[Exercise aim] Copy these items below verbatim, line for line.

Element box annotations
######
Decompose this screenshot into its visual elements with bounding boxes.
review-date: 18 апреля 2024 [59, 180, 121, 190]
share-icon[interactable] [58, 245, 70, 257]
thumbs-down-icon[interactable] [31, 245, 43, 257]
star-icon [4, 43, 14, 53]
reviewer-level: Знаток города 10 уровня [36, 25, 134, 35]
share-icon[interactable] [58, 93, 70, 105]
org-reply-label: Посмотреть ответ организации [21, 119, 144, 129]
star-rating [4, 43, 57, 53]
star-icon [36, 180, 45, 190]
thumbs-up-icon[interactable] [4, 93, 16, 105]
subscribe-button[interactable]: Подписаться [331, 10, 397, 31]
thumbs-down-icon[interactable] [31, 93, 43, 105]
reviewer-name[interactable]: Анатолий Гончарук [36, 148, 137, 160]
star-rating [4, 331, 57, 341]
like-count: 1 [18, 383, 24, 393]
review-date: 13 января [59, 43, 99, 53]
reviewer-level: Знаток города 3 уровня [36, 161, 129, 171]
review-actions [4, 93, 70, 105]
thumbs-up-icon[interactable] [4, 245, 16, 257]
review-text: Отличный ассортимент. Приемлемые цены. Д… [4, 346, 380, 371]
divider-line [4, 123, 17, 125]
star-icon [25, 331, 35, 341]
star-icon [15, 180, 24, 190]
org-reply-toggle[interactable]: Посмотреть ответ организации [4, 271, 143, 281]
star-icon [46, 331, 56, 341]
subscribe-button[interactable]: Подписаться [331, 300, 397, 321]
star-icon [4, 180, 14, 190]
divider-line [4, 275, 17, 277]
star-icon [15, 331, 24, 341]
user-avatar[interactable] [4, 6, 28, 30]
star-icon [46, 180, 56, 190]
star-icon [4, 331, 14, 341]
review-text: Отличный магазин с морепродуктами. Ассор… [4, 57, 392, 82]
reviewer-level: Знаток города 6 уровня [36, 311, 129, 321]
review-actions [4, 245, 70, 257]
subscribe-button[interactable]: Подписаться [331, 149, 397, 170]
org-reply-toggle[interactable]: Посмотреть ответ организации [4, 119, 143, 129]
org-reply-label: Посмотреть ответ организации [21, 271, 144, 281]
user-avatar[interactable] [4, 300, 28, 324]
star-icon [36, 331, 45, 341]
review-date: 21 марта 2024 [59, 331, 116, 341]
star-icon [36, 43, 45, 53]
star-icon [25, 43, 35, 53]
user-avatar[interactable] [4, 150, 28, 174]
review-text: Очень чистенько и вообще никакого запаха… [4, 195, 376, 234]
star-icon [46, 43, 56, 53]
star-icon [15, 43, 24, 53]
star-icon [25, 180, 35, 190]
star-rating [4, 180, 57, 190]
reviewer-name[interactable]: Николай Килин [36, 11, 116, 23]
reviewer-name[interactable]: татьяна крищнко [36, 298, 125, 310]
######
[The answer]
Decompose this screenshot into its visual elements with bounding boxes.
review-date: 18 апреля 2024 [59, 180, 121, 190]
share-icon[interactable] [58, 245, 70, 257]
thumbs-down-icon[interactable] [31, 245, 43, 257]
star-icon [4, 43, 14, 53]
reviewer-level: Знаток города 10 уровня [36, 25, 134, 35]
share-icon[interactable] [58, 93, 70, 105]
org-reply-label: Посмотреть ответ организации [21, 119, 144, 129]
star-rating [4, 43, 57, 53]
star-icon [36, 180, 45, 190]
thumbs-up-icon[interactable] [4, 93, 16, 105]
subscribe-button[interactable]: Подписаться [331, 10, 397, 31]
thumbs-down-icon[interactable] [31, 93, 43, 105]
reviewer-name[interactable]: Анатолий Гончарук [36, 148, 137, 160]
star-rating [4, 331, 57, 341]
like-count: 1 [18, 383, 24, 393]
review-date: 13 января [59, 43, 99, 53]
reviewer-level: Знаток города 3 уровня [36, 161, 129, 171]
review-actions [4, 93, 70, 105]
thumbs-up-icon[interactable] [4, 245, 16, 257]
review-text: Отличный ассортимент. Приемлемые цены. Д… [4, 346, 380, 371]
divider-line [4, 123, 17, 125]
star-icon [25, 331, 35, 341]
star-icon [15, 180, 24, 190]
org-reply-toggle[interactable]: Посмотреть ответ организации [4, 271, 143, 281]
star-icon [46, 331, 56, 341]
subscribe-button[interactable]: Подписаться [331, 300, 397, 321]
star-icon [4, 180, 14, 190]
divider-line [4, 275, 17, 277]
star-icon [15, 331, 24, 341]
user-avatar[interactable] [4, 6, 28, 30]
star-icon [46, 180, 56, 190]
star-icon [4, 331, 14, 341]
review-text: Отличный магазин с морепродуктами. Ассор… [4, 57, 392, 82]
reviewer-level: Знаток города 6 уровня [36, 311, 129, 321]
review-actions [4, 245, 70, 257]
subscribe-button[interactable]: Подписаться [331, 149, 397, 170]
org-reply-toggle[interactable]: Посмотреть ответ организации [4, 119, 143, 129]
org-reply-label: Посмотреть ответ организации [21, 271, 144, 281]
user-avatar[interactable] [4, 300, 28, 324]
star-icon [36, 331, 45, 341]
review-date: 21 марта 2024 [59, 331, 116, 341]
star-icon [36, 43, 45, 53]
star-icon [25, 43, 35, 53]
user-avatar[interactable] [4, 150, 28, 174]
review-text: Очень чистенько и вообще никакого запаха… [4, 195, 376, 234]
star-icon [46, 43, 56, 53]
star-icon [15, 43, 24, 53]
star-icon [25, 180, 35, 190]
star-rating [4, 180, 57, 190]
reviewer-name[interactable]: Николай Килин [36, 11, 116, 23]
reviewer-name[interactable]: татьяна крищнко [36, 298, 125, 310]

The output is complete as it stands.